Repeat every record below exactly as written.

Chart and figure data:
####

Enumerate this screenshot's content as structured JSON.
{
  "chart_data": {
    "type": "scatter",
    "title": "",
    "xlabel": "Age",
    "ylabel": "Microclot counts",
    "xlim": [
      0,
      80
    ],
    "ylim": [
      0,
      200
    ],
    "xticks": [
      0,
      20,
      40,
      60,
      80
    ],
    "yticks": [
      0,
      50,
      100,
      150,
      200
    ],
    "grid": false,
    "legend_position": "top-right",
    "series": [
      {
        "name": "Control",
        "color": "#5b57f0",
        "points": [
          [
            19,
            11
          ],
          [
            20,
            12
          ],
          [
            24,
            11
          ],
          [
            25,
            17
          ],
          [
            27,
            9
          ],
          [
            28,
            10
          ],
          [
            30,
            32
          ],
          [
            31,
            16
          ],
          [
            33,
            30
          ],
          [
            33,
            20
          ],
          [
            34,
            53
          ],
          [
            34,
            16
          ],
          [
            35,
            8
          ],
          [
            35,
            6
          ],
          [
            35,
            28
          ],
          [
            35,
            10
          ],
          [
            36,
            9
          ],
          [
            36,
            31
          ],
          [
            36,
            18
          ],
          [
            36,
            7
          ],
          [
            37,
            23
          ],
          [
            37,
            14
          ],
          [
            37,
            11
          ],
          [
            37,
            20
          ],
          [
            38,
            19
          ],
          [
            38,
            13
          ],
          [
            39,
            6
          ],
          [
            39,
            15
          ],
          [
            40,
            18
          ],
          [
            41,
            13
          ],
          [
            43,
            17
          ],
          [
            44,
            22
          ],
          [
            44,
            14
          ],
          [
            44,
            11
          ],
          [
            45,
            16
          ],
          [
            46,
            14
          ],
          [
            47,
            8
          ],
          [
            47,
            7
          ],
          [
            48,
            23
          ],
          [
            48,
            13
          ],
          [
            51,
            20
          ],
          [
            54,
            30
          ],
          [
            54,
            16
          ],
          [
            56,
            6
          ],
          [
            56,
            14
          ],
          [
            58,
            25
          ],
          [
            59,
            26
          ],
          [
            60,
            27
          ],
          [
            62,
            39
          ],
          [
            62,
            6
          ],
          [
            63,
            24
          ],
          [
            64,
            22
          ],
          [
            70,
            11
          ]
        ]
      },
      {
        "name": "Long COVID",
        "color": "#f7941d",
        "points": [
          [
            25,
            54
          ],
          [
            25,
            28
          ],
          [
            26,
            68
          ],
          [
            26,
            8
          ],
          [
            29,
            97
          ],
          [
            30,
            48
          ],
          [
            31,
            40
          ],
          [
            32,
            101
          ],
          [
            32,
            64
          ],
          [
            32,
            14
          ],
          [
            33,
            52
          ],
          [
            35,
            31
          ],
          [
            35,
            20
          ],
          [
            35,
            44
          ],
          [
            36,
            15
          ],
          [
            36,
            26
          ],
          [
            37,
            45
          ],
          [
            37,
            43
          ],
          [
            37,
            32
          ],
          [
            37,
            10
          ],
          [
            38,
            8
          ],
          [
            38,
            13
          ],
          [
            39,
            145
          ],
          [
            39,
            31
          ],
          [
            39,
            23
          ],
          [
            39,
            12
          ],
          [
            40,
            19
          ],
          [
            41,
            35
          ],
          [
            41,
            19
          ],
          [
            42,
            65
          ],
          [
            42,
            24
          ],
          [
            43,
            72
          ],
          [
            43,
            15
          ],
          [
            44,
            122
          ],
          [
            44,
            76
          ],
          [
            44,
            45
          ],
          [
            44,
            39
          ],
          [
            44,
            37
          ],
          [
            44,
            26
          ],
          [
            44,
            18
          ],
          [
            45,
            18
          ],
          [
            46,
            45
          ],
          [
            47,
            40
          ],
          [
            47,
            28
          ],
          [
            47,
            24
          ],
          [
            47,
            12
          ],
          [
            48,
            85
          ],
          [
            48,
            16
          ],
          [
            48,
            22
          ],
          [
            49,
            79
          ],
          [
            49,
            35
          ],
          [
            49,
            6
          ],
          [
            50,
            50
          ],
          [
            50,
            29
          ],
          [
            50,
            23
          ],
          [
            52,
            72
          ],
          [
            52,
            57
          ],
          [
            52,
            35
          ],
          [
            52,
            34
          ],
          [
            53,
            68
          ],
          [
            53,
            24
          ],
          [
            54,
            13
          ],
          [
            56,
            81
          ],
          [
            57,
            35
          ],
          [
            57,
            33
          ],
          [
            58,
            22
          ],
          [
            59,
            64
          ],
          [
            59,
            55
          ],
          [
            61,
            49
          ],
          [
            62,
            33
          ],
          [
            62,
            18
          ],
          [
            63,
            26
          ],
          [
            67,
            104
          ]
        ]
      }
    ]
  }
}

####

◆ **Task solution**
Enumerate this screenshot's content as structured JSON.
{
  "chart_data": {
    "type": "scatter",
    "title": "",
    "xlabel": "Age",
    "ylabel": "Microclot counts",
    "xlim": [
      0,
      80
    ],
    "ylim": [
      0,
      200
    ],
    "xticks": [
      0,
      20,
      40,
      60,
      80
    ],
    "yticks": [
      0,
      50,
      100,
      150,
      200
    ],
    "grid": false,
    "legend_position": "top-right",
    "series": [
      {
        "name": "Control",
        "color": "#5b57f0",
        "points": [
          [
            19,
            11
          ],
          [
            20,
            12
          ],
          [
            24,
            11
          ],
          [
            25,
            17
          ],
          [
            27,
            9
          ],
          [
            28,
            10
          ],
          [
            30,
            32
          ],
          [
            31,
            16
          ],
          [
            33,
            30
          ],
          [
            33,
            20
          ],
          [
            34,
            53
          ],
          [
            34,
            16
          ],
          [
            35,
            8
          ],
          [
            35,
            6
          ],
          [
            35,
            28
          ],
          [
            35,
            10
          ],
          [
            36,
            9
          ],
          [
            36,
            31
          ],
          [
            36,
            18
          ],
          [
            36,
            7
          ],
          [
            37,
            23
          ],
          [
            37,
            14
          ],
          [
            37,
            11
          ],
          [
            37,
            20
          ],
          [
            38,
            19
          ],
          [
            38,
            13
          ],
          [
            39,
            6
          ],
          [
            39,
            15
          ],
          [
            40,
            18
          ],
          [
            41,
            13
          ],
          [
            43,
            17
          ],
          [
            44,
            22
          ],
          [
            44,
            14
          ],
          [
            44,
            11
          ],
          [
            45,
            16
          ],
          [
            46,
            14
          ],
          [
            47,
            8
          ],
          [
            47,
            7
          ],
          [
            48,
            23
          ],
          [
            48,
            13
          ],
          [
            51,
            20
          ],
          [
            54,
            30
          ],
          [
            54,
            16
          ],
          [
            56,
            6
          ],
          [
            56,
            14
          ],
          [
            58,
            25
          ],
          [
            59,
            26
          ],
          [
            60,
            27
          ],
          [
            62,
            39
          ],
          [
            62,
            6
          ],
          [
            63,
            24
          ],
          [
            64,
            22
          ],
          [
            70,
            11
          ]
        ]
      },
      {
        "name": "Long COVID",
        "color": "#f7941d",
        "points": [
          [
            25,
            54
          ],
          [
            25,
            28
          ],
          [
            26,
            68
          ],
          [
            26,
            8
          ],
          [
            29,
            97
          ],
          [
            30,
            48
          ],
          [
            31,
            40
          ],
          [
            32,
            101
          ],
          [
            32,
            64
          ],
          [
            32,
            14
          ],
          [
            33,
            52
          ],
          [
            35,
            31
          ],
          [
            35,
            20
          ],
          [
            35,
            44
          ],
          [
            36,
            15
          ],
          [
            36,
            26
          ],
          [
            37,
            45
          ],
          [
            37,
            43
          ],
          [
            37,
            32
          ],
          [
            37,
            10
          ],
          [
            38,
            8
          ],
          [
            38,
            13
          ],
          [
            39,
            145
          ],
          [
            39,
            31
          ],
          [
            39,
            23
          ],
          [
            39,
            12
          ],
          [
            40,
            19
          ],
          [
            41,
            35
          ],
          [
            41,
            19
          ],
          [
            42,
            65
          ],
          [
            42,
            24
          ],
          [
            43,
            72
          ],
          [
            43,
            15
          ],
          [
            44,
            122
          ],
          [
            44,
            76
          ],
          [
            44,
            45
          ],
          [
            44,
            39
          ],
          [
            44,
            37
          ],
          [
            44,
            26
          ],
          [
            44,
            18
          ],
          [
            45,
            18
          ],
          [
            46,
            45
          ],
          [
            47,
            40
          ],
          [
            47,
            28
          ],
          [
            47,
            24
          ],
          [
            47,
            12
          ],
          [
            48,
            85
          ],
          [
            48,
            16
          ],
          [
            48,
            22
          ],
          [
            49,
            79
          ],
          [
            49,
            35
          ],
          [
            49,
            6
          ],
          [
            50,
            50
          ],
          [
            50,
            29
          ],
          [
            50,
            23
          ],
          [
            52,
            72
          ],
          [
            52,
            57
          ],
          [
            52,
            35
          ],
          [
            52,
            34
          ],
          [
            53,
            68
          ],
          [
            53,
            24
          ],
          [
            54,
            13
          ],
          [
            56,
            81
          ],
          [
            57,
            35
          ],
          [
            57,
            33
          ],
          [
            58,
            22
          ],
          [
            59,
            64
          ],
          [
            59,
            55
          ],
          [
            61,
            49
          ],
          [
            62,
            33
          ],
          [
            62,
            18
          ],
          [
            63,
            26
          ],
          [
            67,
            104
          ]
        ]
      }
    ]
  }
}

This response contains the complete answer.